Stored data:
· · · · ·

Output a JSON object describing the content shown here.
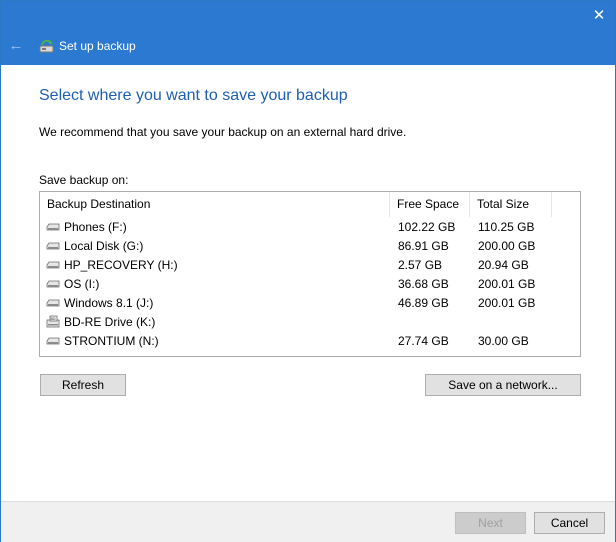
{
  "window": {
    "title": "Set up backup"
  },
  "main": {
    "heading": "Select where you want to save your backup",
    "recommendation": "We recommend that you save your backup on an external hard drive.",
    "save_label": "Save backup on:"
  },
  "table": {
    "columns": [
      "Backup Destination",
      "Free Space",
      "Total Size"
    ],
    "rows": [
      {
        "icon": "hard-drive-icon",
        "name": "Phones (F:)",
        "free": "102.22 GB",
        "total": "110.25 GB"
      },
      {
        "icon": "hard-drive-icon",
        "name": "Local Disk (G:)",
        "free": "86.91 GB",
        "total": "200.00 GB"
      },
      {
        "icon": "hard-drive-icon",
        "name": "HP_RECOVERY (H:)",
        "free": "2.57 GB",
        "total": "20.94 GB"
      },
      {
        "icon": "hard-drive-icon",
        "name": "OS (I:)",
        "free": "36.68 GB",
        "total": "200.01 GB"
      },
      {
        "icon": "hard-drive-icon",
        "name": "Windows 8.1 (J:)",
        "free": "46.89 GB",
        "total": "200.01 GB"
      },
      {
        "icon": "bd-drive-icon",
        "name": "BD-RE Drive (K:)",
        "free": "",
        "total": ""
      },
      {
        "icon": "hard-drive-icon",
        "name": "STRONTIUM (N:)",
        "free": "27.74 GB",
        "total": "30.00 GB"
      }
    ]
  },
  "buttons": {
    "refresh": "Refresh",
    "save_network": "Save on a network...",
    "next": "Next",
    "cancel": "Cancel"
  },
  "colors": {
    "titlebar": "#2b79d0",
    "heading": "#1d5fb6"
  }
}
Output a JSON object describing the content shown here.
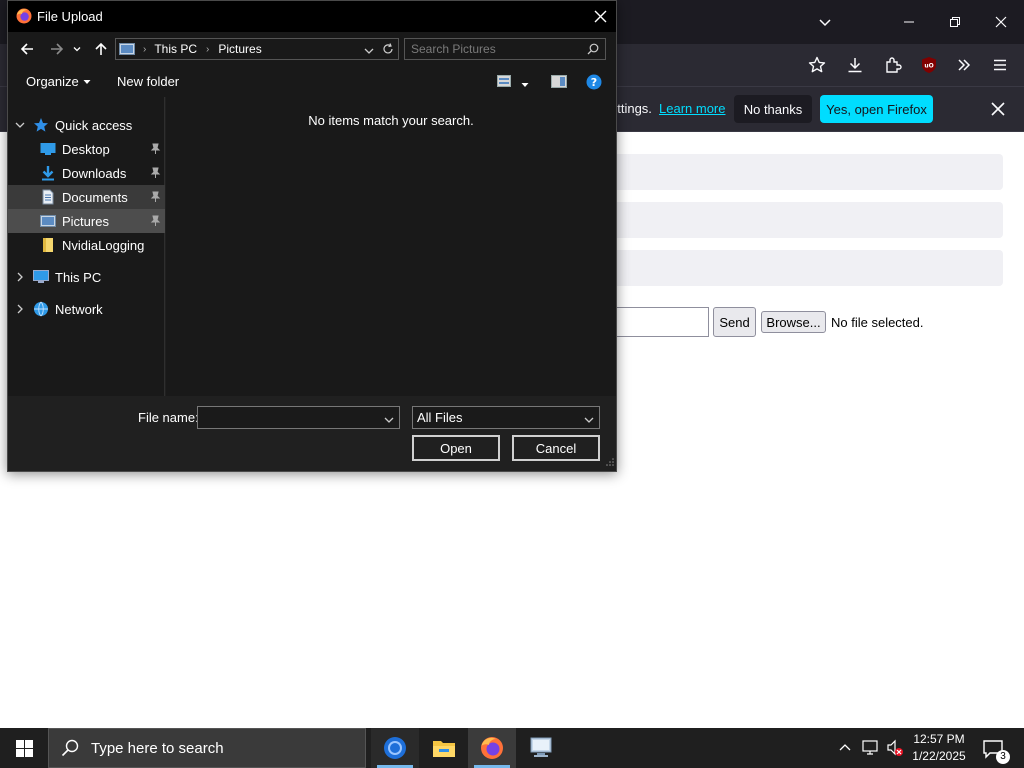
{
  "dialog": {
    "title": "File Upload",
    "breadcrumb": [
      "This PC",
      "Pictures"
    ],
    "search_placeholder": "Search Pictures",
    "organize_label": "Organize",
    "new_folder_label": "New folder",
    "nav": {
      "quick_access": "Quick access",
      "items": [
        "Desktop",
        "Downloads",
        "Documents",
        "Pictures",
        "NvidiaLogging"
      ],
      "this_pc": "This PC",
      "network": "Network"
    },
    "empty_message": "No items match your search.",
    "file_name_label": "File name:",
    "file_name_value": "",
    "file_type": "All Files",
    "open_label": "Open",
    "cancel_label": "Cancel"
  },
  "firefox": {
    "notice_text": "ettings.",
    "notice_link": "Learn more",
    "no_thanks_label": "No thanks",
    "yes_label": "Yes, open Firefox",
    "send_label": "Send",
    "browse_label": "Browse...",
    "no_file_label": "No file selected."
  },
  "taskbar": {
    "search_placeholder": "Type here to search",
    "time": "12:57 PM",
    "date": "1/22/2025",
    "notification_count": "3"
  },
  "colors": {
    "accent": "#00ddff",
    "dialog_bg": "#191919",
    "selected_nav": "#3a3a3a",
    "taskbar_active": "#76b9ed"
  }
}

· · · · ·

WHAT TO WORK ON: Check each line of the entries for the string "network". Copy the lines that have it.

TASK SOLUTION:
    "save_network": "Save on a network...",
      "network": "Network"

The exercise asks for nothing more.